Supplied material
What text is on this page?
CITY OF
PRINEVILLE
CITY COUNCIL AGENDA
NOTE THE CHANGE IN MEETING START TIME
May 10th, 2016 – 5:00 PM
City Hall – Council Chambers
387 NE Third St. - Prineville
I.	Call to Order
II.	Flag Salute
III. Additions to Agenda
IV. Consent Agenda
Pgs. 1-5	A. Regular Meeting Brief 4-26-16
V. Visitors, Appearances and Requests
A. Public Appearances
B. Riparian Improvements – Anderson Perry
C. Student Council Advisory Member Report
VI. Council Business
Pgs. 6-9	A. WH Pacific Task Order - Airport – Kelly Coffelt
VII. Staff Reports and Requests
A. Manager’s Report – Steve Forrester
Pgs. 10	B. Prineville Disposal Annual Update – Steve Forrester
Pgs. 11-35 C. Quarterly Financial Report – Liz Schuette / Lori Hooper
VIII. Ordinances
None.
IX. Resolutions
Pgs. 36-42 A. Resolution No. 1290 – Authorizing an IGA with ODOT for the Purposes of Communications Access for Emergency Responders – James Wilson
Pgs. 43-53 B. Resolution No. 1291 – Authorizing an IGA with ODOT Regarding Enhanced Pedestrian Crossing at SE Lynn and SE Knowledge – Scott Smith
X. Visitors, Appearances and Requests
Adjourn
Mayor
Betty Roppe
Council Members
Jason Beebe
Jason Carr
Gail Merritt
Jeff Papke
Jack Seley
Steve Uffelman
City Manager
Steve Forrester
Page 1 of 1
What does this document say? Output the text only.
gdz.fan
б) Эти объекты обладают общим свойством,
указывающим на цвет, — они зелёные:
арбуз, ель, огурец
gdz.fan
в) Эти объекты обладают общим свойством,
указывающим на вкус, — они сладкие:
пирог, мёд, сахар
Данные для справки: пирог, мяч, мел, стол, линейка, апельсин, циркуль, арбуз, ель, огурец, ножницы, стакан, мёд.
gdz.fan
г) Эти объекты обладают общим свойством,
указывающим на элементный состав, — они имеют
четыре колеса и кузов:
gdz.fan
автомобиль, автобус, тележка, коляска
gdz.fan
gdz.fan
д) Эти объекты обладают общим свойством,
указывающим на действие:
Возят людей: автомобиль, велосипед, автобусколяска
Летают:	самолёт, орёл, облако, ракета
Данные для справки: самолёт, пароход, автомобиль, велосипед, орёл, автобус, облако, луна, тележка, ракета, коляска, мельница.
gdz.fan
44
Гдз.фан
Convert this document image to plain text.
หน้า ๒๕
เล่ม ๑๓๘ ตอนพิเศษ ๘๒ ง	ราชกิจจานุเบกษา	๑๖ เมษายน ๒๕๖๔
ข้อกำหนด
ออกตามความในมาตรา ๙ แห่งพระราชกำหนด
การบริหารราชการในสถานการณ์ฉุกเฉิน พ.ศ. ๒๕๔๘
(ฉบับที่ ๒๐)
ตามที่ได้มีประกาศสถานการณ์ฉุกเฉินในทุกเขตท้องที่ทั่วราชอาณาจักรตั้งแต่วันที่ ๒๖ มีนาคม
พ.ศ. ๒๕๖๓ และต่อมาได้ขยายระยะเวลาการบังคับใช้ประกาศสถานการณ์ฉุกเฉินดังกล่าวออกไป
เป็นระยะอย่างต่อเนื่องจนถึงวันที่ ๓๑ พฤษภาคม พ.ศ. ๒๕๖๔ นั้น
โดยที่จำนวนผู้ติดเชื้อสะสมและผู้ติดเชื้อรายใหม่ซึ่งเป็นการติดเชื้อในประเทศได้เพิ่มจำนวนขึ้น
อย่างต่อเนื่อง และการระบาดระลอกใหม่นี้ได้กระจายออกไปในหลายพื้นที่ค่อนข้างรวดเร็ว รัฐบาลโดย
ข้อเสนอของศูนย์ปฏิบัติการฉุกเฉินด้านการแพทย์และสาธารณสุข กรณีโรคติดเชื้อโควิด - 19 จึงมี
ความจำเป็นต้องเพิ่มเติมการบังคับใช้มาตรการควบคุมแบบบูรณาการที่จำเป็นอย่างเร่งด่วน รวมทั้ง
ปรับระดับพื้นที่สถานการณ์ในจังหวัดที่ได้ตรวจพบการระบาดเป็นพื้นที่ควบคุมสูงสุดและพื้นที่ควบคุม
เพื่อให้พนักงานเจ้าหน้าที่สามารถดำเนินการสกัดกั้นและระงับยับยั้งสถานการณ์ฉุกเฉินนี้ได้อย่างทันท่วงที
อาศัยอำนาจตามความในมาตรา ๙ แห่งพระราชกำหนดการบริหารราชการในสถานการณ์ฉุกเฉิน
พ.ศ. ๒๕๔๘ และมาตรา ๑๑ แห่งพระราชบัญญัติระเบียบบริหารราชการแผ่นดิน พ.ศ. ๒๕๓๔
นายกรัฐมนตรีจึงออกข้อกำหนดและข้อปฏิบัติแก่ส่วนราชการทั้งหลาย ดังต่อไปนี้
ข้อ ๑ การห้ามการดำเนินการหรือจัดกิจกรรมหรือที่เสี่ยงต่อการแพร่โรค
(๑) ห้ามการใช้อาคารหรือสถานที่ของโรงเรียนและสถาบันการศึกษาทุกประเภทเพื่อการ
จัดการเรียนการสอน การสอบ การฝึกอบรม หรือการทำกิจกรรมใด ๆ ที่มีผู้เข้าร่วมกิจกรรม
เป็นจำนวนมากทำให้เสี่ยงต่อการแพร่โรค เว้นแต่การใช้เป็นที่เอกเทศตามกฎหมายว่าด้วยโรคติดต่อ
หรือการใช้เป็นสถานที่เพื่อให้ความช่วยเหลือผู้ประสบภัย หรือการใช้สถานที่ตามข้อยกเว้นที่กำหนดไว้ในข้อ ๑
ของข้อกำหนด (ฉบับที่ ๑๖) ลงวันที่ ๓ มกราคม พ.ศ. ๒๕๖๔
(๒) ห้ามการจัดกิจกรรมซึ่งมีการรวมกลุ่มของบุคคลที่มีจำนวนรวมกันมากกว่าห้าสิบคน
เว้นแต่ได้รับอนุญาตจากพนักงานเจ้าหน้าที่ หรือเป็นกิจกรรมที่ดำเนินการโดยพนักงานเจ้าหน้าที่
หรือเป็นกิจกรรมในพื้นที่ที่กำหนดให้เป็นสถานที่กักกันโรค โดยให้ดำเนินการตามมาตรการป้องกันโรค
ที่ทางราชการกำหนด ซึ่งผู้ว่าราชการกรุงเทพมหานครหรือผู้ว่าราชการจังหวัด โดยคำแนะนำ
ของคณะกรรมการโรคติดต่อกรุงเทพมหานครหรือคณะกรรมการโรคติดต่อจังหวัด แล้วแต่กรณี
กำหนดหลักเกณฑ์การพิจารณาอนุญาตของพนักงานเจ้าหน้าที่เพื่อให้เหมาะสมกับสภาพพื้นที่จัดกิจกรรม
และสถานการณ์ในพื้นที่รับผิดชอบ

Goal of the exercise
Select every line in the records above that contains the word "Authorizing".

The reply
Pgs. 36-42 A. Resolution No. 1290 – Authorizing an IGA with ODOT for the Purposes of Communications Access for Emergency Responders – James Wilson
Pgs. 43-53 B. Resolution No. 1291 – Authorizing an IGA with ODOT Regarding Enhanced Pedestrian Crossing at SE Lynn and SE Knowledge – Scott Smith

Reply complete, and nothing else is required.